* WRITTEN INSTRUCTION
Only lines with the word "title" are needed; collect each of them from the listing below.

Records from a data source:
[start]

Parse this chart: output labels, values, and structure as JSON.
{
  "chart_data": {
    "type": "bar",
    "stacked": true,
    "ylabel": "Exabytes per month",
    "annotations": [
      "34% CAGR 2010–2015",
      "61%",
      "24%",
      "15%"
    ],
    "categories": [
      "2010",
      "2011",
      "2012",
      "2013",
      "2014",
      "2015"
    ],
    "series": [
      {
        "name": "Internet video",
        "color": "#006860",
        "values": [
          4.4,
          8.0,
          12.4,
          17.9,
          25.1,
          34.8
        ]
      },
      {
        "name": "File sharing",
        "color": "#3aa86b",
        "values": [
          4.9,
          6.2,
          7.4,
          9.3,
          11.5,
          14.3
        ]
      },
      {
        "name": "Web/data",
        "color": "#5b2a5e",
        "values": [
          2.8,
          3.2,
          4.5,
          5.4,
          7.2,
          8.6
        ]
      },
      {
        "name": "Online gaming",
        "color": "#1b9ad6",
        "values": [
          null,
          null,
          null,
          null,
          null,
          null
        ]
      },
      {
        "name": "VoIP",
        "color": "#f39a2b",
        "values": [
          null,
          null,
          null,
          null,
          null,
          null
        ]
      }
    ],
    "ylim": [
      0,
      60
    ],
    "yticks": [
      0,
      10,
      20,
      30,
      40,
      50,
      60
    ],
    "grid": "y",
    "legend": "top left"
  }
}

[end]
[start]

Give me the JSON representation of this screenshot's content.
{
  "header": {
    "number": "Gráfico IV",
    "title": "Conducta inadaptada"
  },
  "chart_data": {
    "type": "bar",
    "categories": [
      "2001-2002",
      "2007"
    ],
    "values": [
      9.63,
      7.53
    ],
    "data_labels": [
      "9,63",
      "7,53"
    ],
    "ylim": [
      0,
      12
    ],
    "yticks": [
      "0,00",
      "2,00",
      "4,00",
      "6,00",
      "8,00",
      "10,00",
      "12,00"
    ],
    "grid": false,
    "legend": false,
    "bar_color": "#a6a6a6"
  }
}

[end]
[start]

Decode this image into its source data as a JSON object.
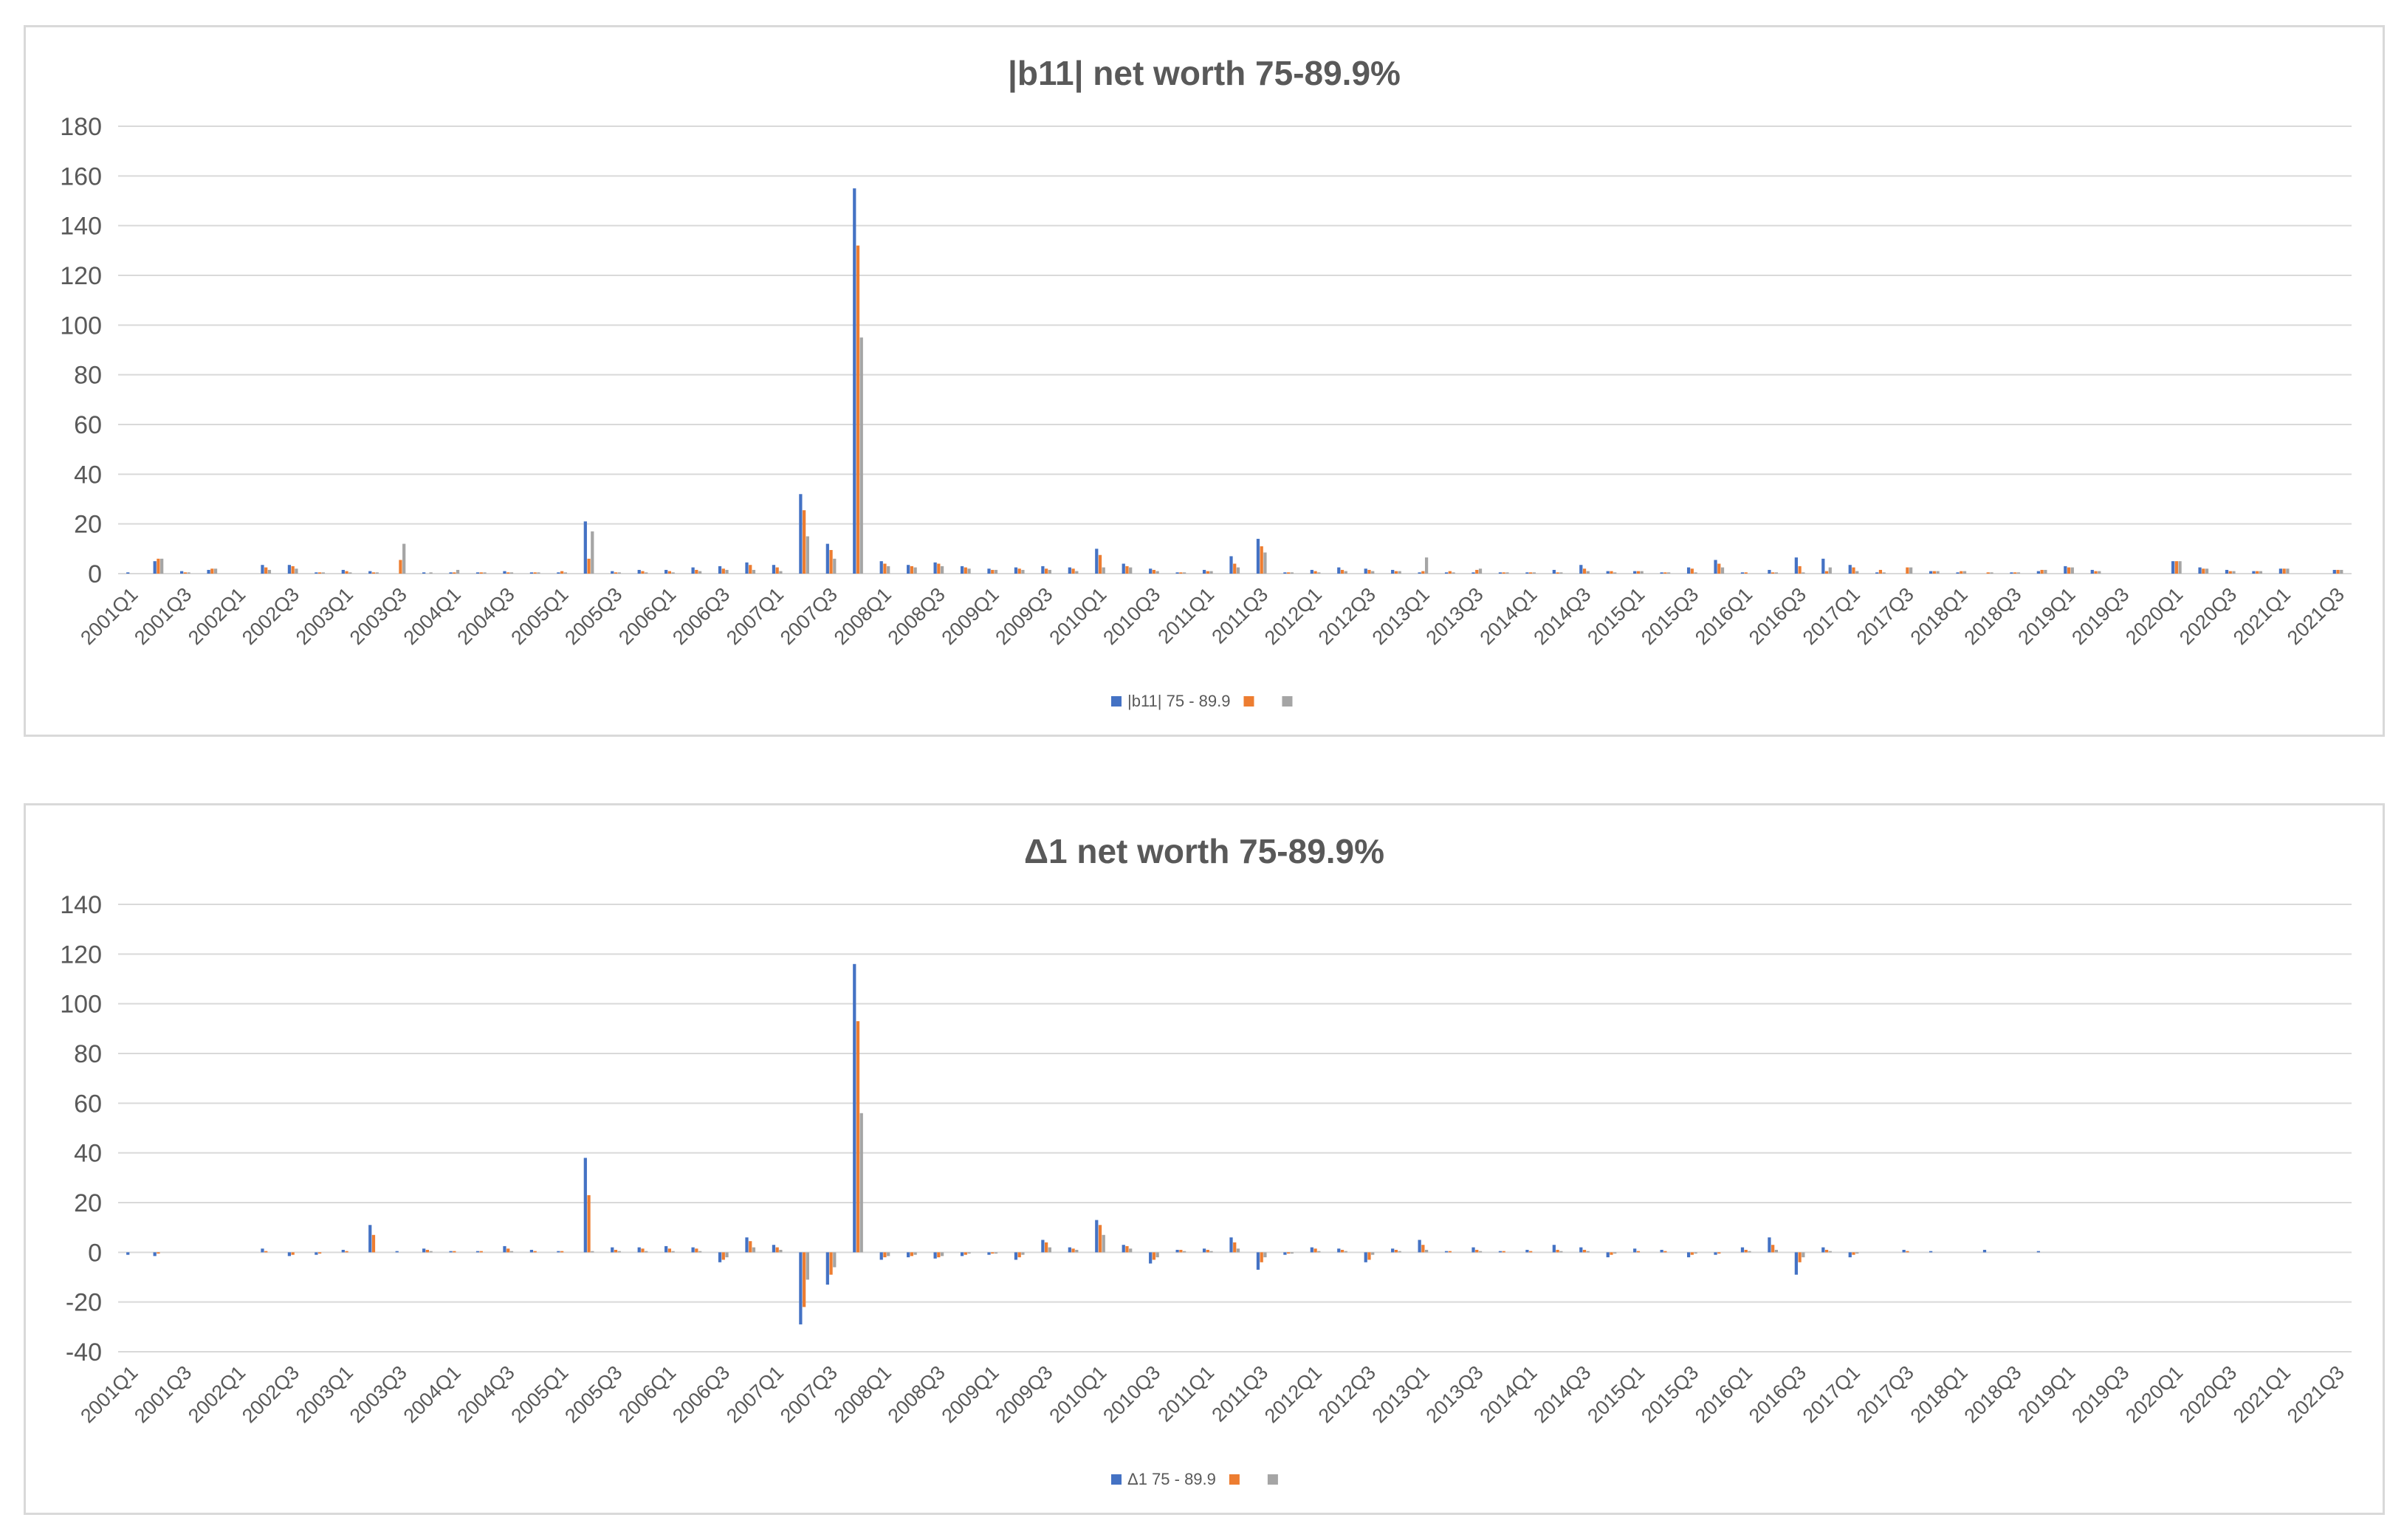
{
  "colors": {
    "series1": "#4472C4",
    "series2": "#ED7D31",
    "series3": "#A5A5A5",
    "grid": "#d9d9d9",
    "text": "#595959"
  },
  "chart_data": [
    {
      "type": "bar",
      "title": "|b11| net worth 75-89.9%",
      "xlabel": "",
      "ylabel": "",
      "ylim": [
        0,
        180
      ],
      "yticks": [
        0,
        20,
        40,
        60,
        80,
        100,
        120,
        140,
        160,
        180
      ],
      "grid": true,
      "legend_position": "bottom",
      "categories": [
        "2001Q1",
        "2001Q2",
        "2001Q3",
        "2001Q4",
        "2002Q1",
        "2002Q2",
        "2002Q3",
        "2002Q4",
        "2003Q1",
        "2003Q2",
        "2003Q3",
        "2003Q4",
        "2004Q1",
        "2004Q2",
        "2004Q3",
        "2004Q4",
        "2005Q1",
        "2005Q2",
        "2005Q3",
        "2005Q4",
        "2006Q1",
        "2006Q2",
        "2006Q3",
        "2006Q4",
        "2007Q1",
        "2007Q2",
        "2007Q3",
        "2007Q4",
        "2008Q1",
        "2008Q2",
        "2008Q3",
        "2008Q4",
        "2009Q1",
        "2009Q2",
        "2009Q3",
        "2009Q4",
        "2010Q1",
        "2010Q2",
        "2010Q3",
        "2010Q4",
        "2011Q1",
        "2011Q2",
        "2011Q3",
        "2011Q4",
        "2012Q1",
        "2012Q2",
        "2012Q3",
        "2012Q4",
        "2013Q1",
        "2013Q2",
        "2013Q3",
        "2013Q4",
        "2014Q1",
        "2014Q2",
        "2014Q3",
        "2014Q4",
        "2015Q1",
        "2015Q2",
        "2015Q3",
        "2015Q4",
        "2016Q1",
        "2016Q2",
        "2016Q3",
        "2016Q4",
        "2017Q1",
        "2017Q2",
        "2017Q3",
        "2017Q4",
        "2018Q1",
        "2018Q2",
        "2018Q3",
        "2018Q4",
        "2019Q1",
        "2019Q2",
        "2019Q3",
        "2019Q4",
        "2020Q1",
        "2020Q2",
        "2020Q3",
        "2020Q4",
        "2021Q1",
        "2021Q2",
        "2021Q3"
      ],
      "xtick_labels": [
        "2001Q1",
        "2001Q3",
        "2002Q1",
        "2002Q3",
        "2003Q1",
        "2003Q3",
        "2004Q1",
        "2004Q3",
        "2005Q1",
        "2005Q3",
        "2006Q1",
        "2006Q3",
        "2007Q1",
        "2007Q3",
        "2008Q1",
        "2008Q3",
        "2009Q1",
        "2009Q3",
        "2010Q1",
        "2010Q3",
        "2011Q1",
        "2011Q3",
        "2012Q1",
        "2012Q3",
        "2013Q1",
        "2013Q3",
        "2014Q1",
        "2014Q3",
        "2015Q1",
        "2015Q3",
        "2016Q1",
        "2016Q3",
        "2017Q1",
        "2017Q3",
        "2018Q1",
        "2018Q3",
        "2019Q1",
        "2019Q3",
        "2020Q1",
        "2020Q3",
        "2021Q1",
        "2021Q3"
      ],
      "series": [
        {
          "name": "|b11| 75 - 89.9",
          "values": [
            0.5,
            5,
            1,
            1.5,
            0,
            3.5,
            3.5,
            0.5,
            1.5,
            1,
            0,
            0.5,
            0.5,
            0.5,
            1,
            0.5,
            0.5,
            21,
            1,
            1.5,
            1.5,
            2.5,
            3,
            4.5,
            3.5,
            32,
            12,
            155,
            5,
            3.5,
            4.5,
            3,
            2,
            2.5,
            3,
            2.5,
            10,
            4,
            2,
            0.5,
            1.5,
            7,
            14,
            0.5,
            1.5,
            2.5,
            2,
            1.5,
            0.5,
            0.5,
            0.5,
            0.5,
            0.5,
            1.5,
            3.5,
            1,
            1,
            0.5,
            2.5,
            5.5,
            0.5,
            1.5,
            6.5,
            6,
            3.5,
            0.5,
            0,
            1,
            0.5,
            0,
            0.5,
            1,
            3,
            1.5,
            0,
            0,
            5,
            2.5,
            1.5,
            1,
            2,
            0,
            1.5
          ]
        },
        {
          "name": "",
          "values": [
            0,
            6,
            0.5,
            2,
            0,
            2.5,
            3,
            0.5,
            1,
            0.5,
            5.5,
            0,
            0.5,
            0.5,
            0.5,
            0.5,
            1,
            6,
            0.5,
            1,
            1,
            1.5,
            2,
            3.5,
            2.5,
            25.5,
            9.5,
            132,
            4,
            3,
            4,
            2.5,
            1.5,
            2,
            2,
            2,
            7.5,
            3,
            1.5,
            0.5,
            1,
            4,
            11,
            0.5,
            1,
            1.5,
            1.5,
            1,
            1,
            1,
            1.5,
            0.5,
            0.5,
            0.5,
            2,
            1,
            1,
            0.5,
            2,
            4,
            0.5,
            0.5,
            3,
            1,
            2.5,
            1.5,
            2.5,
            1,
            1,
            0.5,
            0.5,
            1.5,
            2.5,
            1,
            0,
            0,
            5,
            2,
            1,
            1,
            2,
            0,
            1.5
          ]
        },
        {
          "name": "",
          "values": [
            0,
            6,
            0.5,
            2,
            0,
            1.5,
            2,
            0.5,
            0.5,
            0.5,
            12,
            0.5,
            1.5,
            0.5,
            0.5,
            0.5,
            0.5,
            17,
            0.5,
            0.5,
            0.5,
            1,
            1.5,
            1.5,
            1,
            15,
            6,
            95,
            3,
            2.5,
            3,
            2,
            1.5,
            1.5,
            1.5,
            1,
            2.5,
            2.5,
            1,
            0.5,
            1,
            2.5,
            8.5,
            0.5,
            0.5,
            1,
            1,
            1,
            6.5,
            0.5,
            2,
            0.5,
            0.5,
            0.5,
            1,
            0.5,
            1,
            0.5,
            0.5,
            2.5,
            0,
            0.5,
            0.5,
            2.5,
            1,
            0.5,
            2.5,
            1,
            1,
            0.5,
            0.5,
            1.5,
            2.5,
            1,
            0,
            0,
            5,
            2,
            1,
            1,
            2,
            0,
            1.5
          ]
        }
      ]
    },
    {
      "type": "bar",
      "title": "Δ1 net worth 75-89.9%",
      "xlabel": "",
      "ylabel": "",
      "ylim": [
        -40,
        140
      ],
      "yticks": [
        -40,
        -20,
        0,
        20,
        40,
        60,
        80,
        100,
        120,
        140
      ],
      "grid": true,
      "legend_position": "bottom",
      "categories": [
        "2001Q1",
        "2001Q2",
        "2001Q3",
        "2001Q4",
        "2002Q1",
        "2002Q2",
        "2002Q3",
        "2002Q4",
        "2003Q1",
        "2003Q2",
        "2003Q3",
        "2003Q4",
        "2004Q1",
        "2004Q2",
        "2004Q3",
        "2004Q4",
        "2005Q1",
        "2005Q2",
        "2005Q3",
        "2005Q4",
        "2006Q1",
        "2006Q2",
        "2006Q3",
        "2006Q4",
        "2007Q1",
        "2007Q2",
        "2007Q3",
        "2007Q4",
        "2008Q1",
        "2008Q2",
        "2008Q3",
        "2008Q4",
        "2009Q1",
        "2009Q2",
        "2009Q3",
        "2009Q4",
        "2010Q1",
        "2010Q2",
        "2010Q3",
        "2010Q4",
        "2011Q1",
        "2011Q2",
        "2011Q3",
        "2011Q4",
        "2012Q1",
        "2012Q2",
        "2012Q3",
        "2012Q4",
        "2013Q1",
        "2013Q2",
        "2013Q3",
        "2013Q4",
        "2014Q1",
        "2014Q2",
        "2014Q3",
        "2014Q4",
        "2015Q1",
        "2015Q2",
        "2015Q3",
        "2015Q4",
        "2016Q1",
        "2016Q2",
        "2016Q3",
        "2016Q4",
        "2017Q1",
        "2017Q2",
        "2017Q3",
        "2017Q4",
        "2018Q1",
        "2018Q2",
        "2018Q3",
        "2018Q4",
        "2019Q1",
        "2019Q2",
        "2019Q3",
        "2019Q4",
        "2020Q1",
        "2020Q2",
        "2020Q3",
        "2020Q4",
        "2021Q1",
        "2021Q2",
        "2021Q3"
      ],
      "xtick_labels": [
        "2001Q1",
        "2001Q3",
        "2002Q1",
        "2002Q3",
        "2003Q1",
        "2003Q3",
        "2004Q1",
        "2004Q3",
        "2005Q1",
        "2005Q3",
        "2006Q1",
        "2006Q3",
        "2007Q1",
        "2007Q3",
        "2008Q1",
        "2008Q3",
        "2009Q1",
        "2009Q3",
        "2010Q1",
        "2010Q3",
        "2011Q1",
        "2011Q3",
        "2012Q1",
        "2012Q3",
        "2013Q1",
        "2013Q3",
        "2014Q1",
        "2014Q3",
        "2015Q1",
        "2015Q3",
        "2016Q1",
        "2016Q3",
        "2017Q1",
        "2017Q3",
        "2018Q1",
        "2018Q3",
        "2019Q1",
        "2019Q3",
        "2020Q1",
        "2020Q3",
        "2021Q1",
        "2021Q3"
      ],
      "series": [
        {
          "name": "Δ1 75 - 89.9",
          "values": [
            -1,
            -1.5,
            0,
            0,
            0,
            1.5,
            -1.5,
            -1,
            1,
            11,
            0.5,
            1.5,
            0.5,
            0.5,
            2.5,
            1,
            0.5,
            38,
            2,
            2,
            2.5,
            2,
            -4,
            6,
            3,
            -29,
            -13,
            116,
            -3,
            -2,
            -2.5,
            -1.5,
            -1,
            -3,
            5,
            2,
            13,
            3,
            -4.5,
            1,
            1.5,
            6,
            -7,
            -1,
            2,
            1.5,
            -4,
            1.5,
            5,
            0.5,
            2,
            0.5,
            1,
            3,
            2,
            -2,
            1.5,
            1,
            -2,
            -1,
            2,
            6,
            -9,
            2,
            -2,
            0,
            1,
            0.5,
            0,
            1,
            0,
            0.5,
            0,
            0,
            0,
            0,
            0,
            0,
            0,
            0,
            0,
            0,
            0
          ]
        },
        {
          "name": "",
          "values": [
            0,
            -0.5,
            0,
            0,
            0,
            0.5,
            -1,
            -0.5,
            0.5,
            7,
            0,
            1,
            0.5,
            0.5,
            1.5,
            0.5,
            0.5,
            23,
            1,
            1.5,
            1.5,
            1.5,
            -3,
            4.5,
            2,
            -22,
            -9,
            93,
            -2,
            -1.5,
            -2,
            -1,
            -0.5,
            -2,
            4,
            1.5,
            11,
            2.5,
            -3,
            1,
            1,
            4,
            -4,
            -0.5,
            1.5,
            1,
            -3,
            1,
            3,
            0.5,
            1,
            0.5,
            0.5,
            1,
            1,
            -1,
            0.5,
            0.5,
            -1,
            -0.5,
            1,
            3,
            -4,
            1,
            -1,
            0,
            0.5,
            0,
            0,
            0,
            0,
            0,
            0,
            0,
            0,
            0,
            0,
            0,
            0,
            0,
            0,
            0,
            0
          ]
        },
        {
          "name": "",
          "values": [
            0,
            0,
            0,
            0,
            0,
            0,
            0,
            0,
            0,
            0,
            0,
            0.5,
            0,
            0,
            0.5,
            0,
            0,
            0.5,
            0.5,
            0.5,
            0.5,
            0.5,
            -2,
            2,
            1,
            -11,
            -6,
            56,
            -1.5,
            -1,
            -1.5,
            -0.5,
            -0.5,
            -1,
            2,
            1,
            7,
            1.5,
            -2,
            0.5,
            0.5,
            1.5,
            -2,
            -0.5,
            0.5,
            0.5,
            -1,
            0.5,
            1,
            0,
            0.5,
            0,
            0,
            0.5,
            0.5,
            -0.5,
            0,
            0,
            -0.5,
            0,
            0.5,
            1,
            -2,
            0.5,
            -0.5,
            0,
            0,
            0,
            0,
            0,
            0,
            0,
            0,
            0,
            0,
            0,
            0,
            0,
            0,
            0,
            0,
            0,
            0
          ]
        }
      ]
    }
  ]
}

[end]

* FINISHED EXERCISE
    "title": "Conducta inadaptada"
      "title": "|b11| net worth 75-89.9%",
      "title": "Δ1 net worth 75-89.9%",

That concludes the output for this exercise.